→ SHORT EXERCISE:
Copy out all lines of the records in which the word "Interesse" appears.

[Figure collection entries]
'''

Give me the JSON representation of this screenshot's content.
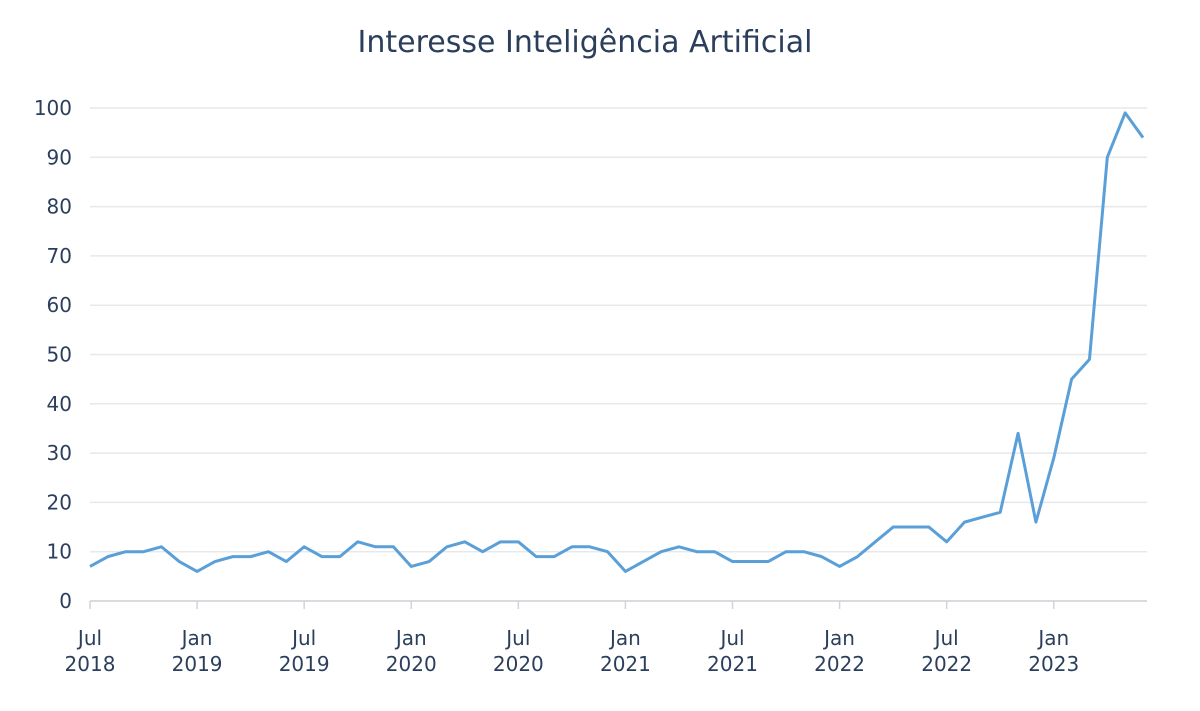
{
  "chart_data": {
    "type": "line",
    "title": "Interesse Inteligência Artificial",
    "x": [
      "2018-07",
      "2018-08",
      "2018-09",
      "2018-10",
      "2018-11",
      "2018-12",
      "2019-01",
      "2019-02",
      "2019-03",
      "2019-04",
      "2019-05",
      "2019-06",
      "2019-07",
      "2019-08",
      "2019-09",
      "2019-10",
      "2019-11",
      "2019-12",
      "2020-01",
      "2020-02",
      "2020-03",
      "2020-04",
      "2020-05",
      "2020-06",
      "2020-07",
      "2020-08",
      "2020-09",
      "2020-10",
      "2020-11",
      "2020-12",
      "2021-01",
      "2021-02",
      "2021-03",
      "2021-04",
      "2021-05",
      "2021-06",
      "2021-07",
      "2021-08",
      "2021-09",
      "2021-10",
      "2021-11",
      "2021-12",
      "2022-01",
      "2022-02",
      "2022-03",
      "2022-04",
      "2022-05",
      "2022-06",
      "2022-07",
      "2022-08",
      "2022-09",
      "2022-10",
      "2022-11",
      "2022-12",
      "2023-01",
      "2023-02",
      "2023-03",
      "2023-04",
      "2023-05",
      "2023-06"
    ],
    "series": [
      {
        "name": "Interesse",
        "color": "#5a9fd8",
        "values": [
          7,
          9,
          10,
          10,
          11,
          8,
          6,
          8,
          9,
          9,
          10,
          8,
          11,
          9,
          9,
          12,
          11,
          11,
          7,
          8,
          11,
          12,
          10,
          12,
          12,
          9,
          9,
          11,
          11,
          10,
          6,
          8,
          10,
          11,
          10,
          10,
          8,
          8,
          8,
          10,
          10,
          9,
          7,
          9,
          12,
          15,
          15,
          15,
          12,
          16,
          17,
          18,
          34,
          16,
          29,
          45,
          49,
          90,
          99,
          94
        ]
      }
    ],
    "xlim": [
      "2018-07",
      "2023-06"
    ],
    "xticks": [
      {
        "value": "2018-07",
        "label": [
          "Jul",
          "2018"
        ]
      },
      {
        "value": "2019-01",
        "label": [
          "Jan",
          "2019"
        ]
      },
      {
        "value": "2019-07",
        "label": [
          "Jul",
          "2019"
        ]
      },
      {
        "value": "2020-01",
        "label": [
          "Jan",
          "2020"
        ]
      },
      {
        "value": "2020-07",
        "label": [
          "Jul",
          "2020"
        ]
      },
      {
        "value": "2021-01",
        "label": [
          "Jan",
          "2021"
        ]
      },
      {
        "value": "2021-07",
        "label": [
          "Jul",
          "2021"
        ]
      },
      {
        "value": "2022-01",
        "label": [
          "Jan",
          "2022"
        ]
      },
      {
        "value": "2022-07",
        "label": [
          "Jul",
          "2022"
        ]
      },
      {
        "value": "2023-01",
        "label": [
          "Jan",
          "2023"
        ]
      }
    ],
    "ylim": [
      0,
      100
    ],
    "yticks": [
      0,
      10,
      20,
      30,
      40,
      50,
      60,
      70,
      80,
      90,
      100
    ],
    "grid": true
  }
}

'''

→ WRITTEN SOLUTION:
    "title": "Interesse Inteligência Artificial",
        "name": "Interesse",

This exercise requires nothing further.